-- BEGIN LISTED ENTRIES --

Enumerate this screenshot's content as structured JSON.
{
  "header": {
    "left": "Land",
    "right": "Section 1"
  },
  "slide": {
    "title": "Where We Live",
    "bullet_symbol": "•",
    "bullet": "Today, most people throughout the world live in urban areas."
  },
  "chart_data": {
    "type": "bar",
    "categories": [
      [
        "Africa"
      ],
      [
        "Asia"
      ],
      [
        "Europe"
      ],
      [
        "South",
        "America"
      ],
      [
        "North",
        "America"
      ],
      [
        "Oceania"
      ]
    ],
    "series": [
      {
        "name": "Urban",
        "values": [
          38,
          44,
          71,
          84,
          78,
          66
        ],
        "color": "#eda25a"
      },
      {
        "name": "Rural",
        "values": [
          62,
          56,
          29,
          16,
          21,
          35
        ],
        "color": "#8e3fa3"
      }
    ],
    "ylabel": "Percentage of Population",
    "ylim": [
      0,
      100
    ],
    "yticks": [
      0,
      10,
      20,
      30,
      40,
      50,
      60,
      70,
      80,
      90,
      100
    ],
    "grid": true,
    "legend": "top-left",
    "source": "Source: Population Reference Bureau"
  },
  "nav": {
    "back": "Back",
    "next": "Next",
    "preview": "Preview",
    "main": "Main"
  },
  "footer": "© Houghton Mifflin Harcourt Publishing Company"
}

-- END LISTED ENTRIES --

#### EXERCISE DIRECTIONS:
Quote the listing in full, please, keeping every line exact.

#### TASK ANSWER:
Enumerate this screenshot's content as structured JSON.
{
  "header": {
    "left": "Land",
    "right": "Section 1"
  },
  "slide": {
    "title": "Where We Live",
    "bullet_symbol": "•",
    "bullet": "Today, most people throughout the world live in urban areas."
  },
  "chart_data": {
    "type": "bar",
    "categories": [
      [
        "Africa"
      ],
      [
        "Asia"
      ],
      [
        "Europe"
      ],
      [
        "South",
        "America"
      ],
      [
        "North",
        "America"
      ],
      [
        "Oceania"
      ]
    ],
    "series": [
      {
        "name": "Urban",
        "values": [
          38,
          44,
          71,
          84,
          78,
          66
        ],
        "color": "#eda25a"
      },
      {
        "name": "Rural",
        "values": [
          62,
          56,
          29,
          16,
          21,
          35
        ],
        "color": "#8e3fa3"
      }
    ],
    "ylabel": "Percentage of Population",
    "ylim": [
      0,
      100
    ],
    "yticks": [
      0,
      10,
      20,
      30,
      40,
      50,
      60,
      70,
      80,
      90,
      100
    ],
    "grid": true,
    "legend": "top-left",
    "source": "Source: Population Reference Bureau"
  },
  "nav": {
    "back": "Back",
    "next": "Next",
    "preview": "Preview",
    "main": "Main"
  },
  "footer": "© Houghton Mifflin Harcourt Publishing Company"
}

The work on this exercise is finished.